_What the task requires_
Repeat every record below exactly as written.

_Supplied data_
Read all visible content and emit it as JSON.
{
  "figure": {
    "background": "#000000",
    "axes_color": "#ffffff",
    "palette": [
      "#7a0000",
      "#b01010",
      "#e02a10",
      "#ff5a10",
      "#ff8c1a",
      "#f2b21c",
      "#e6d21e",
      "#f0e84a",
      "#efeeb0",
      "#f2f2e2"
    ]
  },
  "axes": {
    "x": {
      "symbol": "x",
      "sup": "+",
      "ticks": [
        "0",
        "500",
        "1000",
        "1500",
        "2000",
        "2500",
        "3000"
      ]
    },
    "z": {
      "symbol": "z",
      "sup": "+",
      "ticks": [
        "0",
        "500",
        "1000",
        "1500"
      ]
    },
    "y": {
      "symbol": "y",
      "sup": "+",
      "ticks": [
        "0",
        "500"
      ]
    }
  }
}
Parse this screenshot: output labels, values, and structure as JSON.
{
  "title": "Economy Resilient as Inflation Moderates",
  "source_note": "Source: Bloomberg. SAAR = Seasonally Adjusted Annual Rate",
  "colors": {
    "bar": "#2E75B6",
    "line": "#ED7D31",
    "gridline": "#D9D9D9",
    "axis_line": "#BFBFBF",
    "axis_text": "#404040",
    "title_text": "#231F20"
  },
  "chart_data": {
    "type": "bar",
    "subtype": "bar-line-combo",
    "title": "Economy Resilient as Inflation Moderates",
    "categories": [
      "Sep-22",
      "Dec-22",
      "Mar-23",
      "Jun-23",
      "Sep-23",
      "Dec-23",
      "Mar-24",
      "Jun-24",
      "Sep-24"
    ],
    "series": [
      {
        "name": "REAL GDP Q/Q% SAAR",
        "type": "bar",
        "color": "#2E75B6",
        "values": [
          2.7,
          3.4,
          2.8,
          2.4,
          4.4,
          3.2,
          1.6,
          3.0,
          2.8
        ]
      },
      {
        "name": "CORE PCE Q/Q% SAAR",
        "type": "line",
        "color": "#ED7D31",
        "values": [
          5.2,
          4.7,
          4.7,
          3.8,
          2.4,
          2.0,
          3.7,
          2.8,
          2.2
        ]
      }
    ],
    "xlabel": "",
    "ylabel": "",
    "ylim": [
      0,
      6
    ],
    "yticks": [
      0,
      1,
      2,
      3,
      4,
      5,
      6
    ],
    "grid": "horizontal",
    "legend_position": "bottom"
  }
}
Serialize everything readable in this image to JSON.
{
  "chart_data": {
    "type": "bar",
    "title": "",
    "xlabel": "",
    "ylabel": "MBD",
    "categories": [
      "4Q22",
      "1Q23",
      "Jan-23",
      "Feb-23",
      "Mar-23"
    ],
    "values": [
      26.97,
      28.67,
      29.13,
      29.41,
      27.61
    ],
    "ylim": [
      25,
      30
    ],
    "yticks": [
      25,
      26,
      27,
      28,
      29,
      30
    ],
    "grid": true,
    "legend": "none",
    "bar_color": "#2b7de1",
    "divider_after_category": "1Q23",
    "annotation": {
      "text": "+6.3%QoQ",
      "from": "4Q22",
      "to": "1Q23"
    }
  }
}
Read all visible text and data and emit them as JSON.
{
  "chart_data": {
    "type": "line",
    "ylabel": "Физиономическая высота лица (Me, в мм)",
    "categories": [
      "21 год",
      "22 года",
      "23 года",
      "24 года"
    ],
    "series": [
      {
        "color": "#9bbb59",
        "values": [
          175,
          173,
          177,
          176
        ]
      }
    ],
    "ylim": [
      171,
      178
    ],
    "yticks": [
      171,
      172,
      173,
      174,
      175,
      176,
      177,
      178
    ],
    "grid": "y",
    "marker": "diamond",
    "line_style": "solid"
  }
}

_Output of the task_
Read all visible content and emit it as JSON.
{
  "figure": {
    "background": "#000000",
    "axes_color": "#ffffff",
    "palette": [
      "#7a0000",
      "#b01010",
      "#e02a10",
      "#ff5a10",
      "#ff8c1a",
      "#f2b21c",
      "#e6d21e",
      "#f0e84a",
      "#efeeb0",
      "#f2f2e2"
    ]
  },
  "axes": {
    "x": {
      "symbol": "x",
      "sup": "+",
      "ticks": [
        "0",
        "500",
        "1000",
        "1500",
        "2000",
        "2500",
        "3000"
      ]
    },
    "z": {
      "symbol": "z",
      "sup": "+",
      "ticks": [
        "0",
        "500",
        "1000",
        "1500"
      ]
    },
    "y": {
      "symbol": "y",
      "sup": "+",
      "ticks": [
        "0",
        "500"
      ]
    }
  }
}
Parse this screenshot: output labels, values, and structure as JSON.
{
  "title": "Economy Resilient as Inflation Moderates",
  "source_note": "Source: Bloomberg. SAAR = Seasonally Adjusted Annual Rate",
  "colors": {
    "bar": "#2E75B6",
    "line": "#ED7D31",
    "gridline": "#D9D9D9",
    "axis_line": "#BFBFBF",
    "axis_text": "#404040",
    "title_text": "#231F20"
  },
  "chart_data": {
    "type": "bar",
    "subtype": "bar-line-combo",
    "title": "Economy Resilient as Inflation Moderates",
    "categories": [
      "Sep-22",
      "Dec-22",
      "Mar-23",
      "Jun-23",
      "Sep-23",
      "Dec-23",
      "Mar-24",
      "Jun-24",
      "Sep-24"
    ],
    "series": [
      {
        "name": "REAL GDP Q/Q% SAAR",
        "type": "bar",
        "color": "#2E75B6",
        "values": [
          2.7,
          3.4,
          2.8,
          2.4,
          4.4,
          3.2,
          1.6,
          3.0,
          2.8
        ]
      },
      {
        "name": "CORE PCE Q/Q% SAAR",
        "type": "line",
        "color": "#ED7D31",
        "values": [
          5.2,
          4.7,
          4.7,
          3.8,
          2.4,
          2.0,
          3.7,
          2.8,
          2.2
        ]
      }
    ],
    "xlabel": "",
    "ylabel": "",
    "ylim": [
      0,
      6
    ],
    "yticks": [
      0,
      1,
      2,
      3,
      4,
      5,
      6
    ],
    "grid": "horizontal",
    "legend_position": "bottom"
  }
}
Serialize everything readable in this image to JSON.
{
  "chart_data": {
    "type": "bar",
    "title": "",
    "xlabel": "",
    "ylabel": "MBD",
    "categories": [
      "4Q22",
      "1Q23",
      "Jan-23",
      "Feb-23",
      "Mar-23"
    ],
    "values": [
      26.97,
      28.67,
      29.13,
      29.41,
      27.61
    ],
    "ylim": [
      25,
      30
    ],
    "yticks": [
      25,
      26,
      27,
      28,
      29,
      30
    ],
    "grid": true,
    "legend": "none",
    "bar_color": "#2b7de1",
    "divider_after_category": "1Q23",
    "annotation": {
      "text": "+6.3%QoQ",
      "from": "4Q22",
      "to": "1Q23"
    }
  }
}
Read all visible text and data and emit them as JSON.
{
  "chart_data": {
    "type": "line",
    "ylabel": "Физиономическая высота лица (Me, в мм)",
    "categories": [
      "21 год",
      "22 года",
      "23 года",
      "24 года"
    ],
    "series": [
      {
        "color": "#9bbb59",
        "values": [
          175,
          173,
          177,
          176
        ]
      }
    ],
    "ylim": [
      171,
      178
    ],
    "yticks": [
      171,
      172,
      173,
      174,
      175,
      176,
      177,
      178
    ],
    "grid": "y",
    "marker": "diamond",
    "line_style": "solid"
  }
}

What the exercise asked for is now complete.